§ EXERCISE
Your task is to extract every line from the material below exactly.
┏━━
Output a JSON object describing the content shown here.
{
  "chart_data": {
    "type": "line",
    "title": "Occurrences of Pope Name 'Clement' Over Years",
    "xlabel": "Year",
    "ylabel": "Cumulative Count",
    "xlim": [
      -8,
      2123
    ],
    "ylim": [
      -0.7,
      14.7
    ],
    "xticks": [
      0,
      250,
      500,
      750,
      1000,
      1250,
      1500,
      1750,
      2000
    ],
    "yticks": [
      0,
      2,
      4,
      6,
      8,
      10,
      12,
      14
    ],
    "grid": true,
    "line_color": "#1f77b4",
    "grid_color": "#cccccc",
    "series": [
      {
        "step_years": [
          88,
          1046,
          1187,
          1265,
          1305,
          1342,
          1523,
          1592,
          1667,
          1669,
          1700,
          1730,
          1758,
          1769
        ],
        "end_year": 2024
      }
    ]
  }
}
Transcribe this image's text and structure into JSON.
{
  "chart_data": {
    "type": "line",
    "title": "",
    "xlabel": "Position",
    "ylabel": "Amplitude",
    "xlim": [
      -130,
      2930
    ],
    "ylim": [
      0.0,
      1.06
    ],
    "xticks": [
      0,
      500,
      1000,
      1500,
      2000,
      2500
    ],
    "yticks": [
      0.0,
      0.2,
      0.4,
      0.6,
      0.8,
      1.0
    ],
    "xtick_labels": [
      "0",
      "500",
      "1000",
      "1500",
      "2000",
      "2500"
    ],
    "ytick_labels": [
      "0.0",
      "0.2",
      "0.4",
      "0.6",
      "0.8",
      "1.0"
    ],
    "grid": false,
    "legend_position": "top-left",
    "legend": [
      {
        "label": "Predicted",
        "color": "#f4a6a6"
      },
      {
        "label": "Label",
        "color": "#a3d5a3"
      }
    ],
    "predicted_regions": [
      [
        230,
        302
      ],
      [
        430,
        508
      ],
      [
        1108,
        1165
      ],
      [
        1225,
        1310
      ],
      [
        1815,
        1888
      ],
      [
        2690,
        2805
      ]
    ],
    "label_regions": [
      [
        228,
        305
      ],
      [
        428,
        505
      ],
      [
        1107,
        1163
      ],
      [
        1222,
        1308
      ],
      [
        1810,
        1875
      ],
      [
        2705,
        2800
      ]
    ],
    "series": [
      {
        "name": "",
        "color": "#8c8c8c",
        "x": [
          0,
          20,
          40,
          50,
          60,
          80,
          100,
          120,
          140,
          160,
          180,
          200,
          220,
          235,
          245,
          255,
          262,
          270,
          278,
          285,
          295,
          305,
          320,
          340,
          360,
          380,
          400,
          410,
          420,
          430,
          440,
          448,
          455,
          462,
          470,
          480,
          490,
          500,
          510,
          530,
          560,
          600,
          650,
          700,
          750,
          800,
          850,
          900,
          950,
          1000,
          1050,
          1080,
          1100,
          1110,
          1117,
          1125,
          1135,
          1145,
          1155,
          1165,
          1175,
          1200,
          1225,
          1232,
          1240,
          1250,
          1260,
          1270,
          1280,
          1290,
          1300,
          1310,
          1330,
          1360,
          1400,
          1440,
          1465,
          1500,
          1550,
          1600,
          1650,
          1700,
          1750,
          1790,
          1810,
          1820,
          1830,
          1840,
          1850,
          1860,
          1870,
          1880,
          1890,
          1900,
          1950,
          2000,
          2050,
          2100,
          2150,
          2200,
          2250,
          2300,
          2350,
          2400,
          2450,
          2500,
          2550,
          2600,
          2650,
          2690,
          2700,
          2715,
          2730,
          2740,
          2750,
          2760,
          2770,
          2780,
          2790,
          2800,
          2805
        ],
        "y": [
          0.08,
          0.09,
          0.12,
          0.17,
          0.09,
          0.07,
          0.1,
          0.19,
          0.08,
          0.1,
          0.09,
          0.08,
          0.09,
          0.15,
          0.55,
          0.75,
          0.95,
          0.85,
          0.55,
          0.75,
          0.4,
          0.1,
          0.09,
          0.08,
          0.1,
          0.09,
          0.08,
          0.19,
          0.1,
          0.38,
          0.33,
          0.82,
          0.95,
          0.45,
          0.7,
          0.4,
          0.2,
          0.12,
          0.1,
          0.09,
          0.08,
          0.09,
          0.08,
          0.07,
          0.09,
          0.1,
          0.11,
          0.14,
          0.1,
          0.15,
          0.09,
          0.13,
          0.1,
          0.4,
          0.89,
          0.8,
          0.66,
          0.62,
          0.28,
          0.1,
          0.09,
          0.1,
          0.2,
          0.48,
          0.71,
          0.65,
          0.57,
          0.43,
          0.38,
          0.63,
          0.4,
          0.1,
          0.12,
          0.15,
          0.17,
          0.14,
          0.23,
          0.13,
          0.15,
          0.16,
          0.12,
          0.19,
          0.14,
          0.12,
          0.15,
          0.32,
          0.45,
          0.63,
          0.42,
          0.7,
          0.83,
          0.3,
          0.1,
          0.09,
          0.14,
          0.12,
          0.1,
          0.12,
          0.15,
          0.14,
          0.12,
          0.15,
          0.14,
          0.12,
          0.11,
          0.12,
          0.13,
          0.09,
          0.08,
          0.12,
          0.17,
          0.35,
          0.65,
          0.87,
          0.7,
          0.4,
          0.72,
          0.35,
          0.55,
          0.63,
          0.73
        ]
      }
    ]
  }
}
┗━━
§ TASK OUTPUT
Output a JSON object describing the content shown here.
{
  "chart_data": {
    "type": "line",
    "title": "Occurrences of Pope Name 'Clement' Over Years",
    "xlabel": "Year",
    "ylabel": "Cumulative Count",
    "xlim": [
      -8,
      2123
    ],
    "ylim": [
      -0.7,
      14.7
    ],
    "xticks": [
      0,
      250,
      500,
      750,
      1000,
      1250,
      1500,
      1750,
      2000
    ],
    "yticks": [
      0,
      2,
      4,
      6,
      8,
      10,
      12,
      14
    ],
    "grid": true,
    "line_color": "#1f77b4",
    "grid_color": "#cccccc",
    "series": [
      {
        "step_years": [
          88,
          1046,
          1187,
          1265,
          1305,
          1342,
          1523,
          1592,
          1667,
          1669,
          1700,
          1730,
          1758,
          1769
        ],
        "end_year": 2024
      }
    ]
  }
}
Transcribe this image's text and structure into JSON.
{
  "chart_data": {
    "type": "line",
    "title": "",
    "xlabel": "Position",
    "ylabel": "Amplitude",
    "xlim": [
      -130,
      2930
    ],
    "ylim": [
      0.0,
      1.06
    ],
    "xticks": [
      0,
      500,
      1000,
      1500,
      2000,
      2500
    ],
    "yticks": [
      0.0,
      0.2,
      0.4,
      0.6,
      0.8,
      1.0
    ],
    "xtick_labels": [
      "0",
      "500",
      "1000",
      "1500",
      "2000",
      "2500"
    ],
    "ytick_labels": [
      "0.0",
      "0.2",
      "0.4",
      "0.6",
      "0.8",
      "1.0"
    ],
    "grid": false,
    "legend_position": "top-left",
    "legend": [
      {
        "label": "Predicted",
        "color": "#f4a6a6"
      },
      {
        "label": "Label",
        "color": "#a3d5a3"
      }
    ],
    "predicted_regions": [
      [
        230,
        302
      ],
      [
        430,
        508
      ],
      [
        1108,
        1165
      ],
      [
        1225,
        1310
      ],
      [
        1815,
        1888
      ],
      [
        2690,
        2805
      ]
    ],
    "label_regions": [
      [
        228,
        305
      ],
      [
        428,
        505
      ],
      [
        1107,
        1163
      ],
      [
        1222,
        1308
      ],
      [
        1810,
        1875
      ],
      [
        2705,
        2800
      ]
    ],
    "series": [
      {
        "name": "",
        "color": "#8c8c8c",
        "x": [
          0,
          20,
          40,
          50,
          60,
          80,
          100,
          120,
          140,
          160,
          180,
          200,
          220,
          235,
          245,
          255,
          262,
          270,
          278,
          285,
          295,
          305,
          320,
          340,
          360,
          380,
          400,
          410,
          420,
          430,
          440,
          448,
          455,
          462,
          470,
          480,
          490,
          500,
          510,
          530,
          560,
          600,
          650,
          700,
          750,
          800,
          850,
          900,
          950,
          1000,
          1050,
          1080,
          1100,
          1110,
          1117,
          1125,
          1135,
          1145,
          1155,
          1165,
          1175,
          1200,
          1225,
          1232,
          1240,
          1250,
          1260,
          1270,
          1280,
          1290,
          1300,
          1310,
          1330,
          1360,
          1400,
          1440,
          1465,
          1500,
          1550,
          1600,
          1650,
          1700,
          1750,
          1790,
          1810,
          1820,
          1830,
          1840,
          1850,
          1860,
          1870,
          1880,
          1890,
          1900,
          1950,
          2000,
          2050,
          2100,
          2150,
          2200,
          2250,
          2300,
          2350,
          2400,
          2450,
          2500,
          2550,
          2600,
          2650,
          2690,
          2700,
          2715,
          2730,
          2740,
          2750,
          2760,
          2770,
          2780,
          2790,
          2800,
          2805
        ],
        "y": [
          0.08,
          0.09,
          0.12,
          0.17,
          0.09,
          0.07,
          0.1,
          0.19,
          0.08,
          0.1,
          0.09,
          0.08,
          0.09,
          0.15,
          0.55,
          0.75,
          0.95,
          0.85,
          0.55,
          0.75,
          0.4,
          0.1,
          0.09,
          0.08,
          0.1,
          0.09,
          0.08,
          0.19,
          0.1,
          0.38,
          0.33,
          0.82,
          0.95,
          0.45,
          0.7,
          0.4,
          0.2,
          0.12,
          0.1,
          0.09,
          0.08,
          0.09,
          0.08,
          0.07,
          0.09,
          0.1,
          0.11,
          0.14,
          0.1,
          0.15,
          0.09,
          0.13,
          0.1,
          0.4,
          0.89,
          0.8,
          0.66,
          0.62,
          0.28,
          0.1,
          0.09,
          0.1,
          0.2,
          0.48,
          0.71,
          0.65,
          0.57,
          0.43,
          0.38,
          0.63,
          0.4,
          0.1,
          0.12,
          0.15,
          0.17,
          0.14,
          0.23,
          0.13,
          0.15,
          0.16,
          0.12,
          0.19,
          0.14,
          0.12,
          0.15,
          0.32,
          0.45,
          0.63,
          0.42,
          0.7,
          0.83,
          0.3,
          0.1,
          0.09,
          0.14,
          0.12,
          0.1,
          0.12,
          0.15,
          0.14,
          0.12,
          0.15,
          0.14,
          0.12,
          0.11,
          0.12,
          0.13,
          0.09,
          0.08,
          0.12,
          0.17,
          0.35,
          0.65,
          0.87,
          0.7,
          0.4,
          0.72,
          0.35,
          0.55,
          0.63,
          0.73
        ]
      }
    ]
  }
}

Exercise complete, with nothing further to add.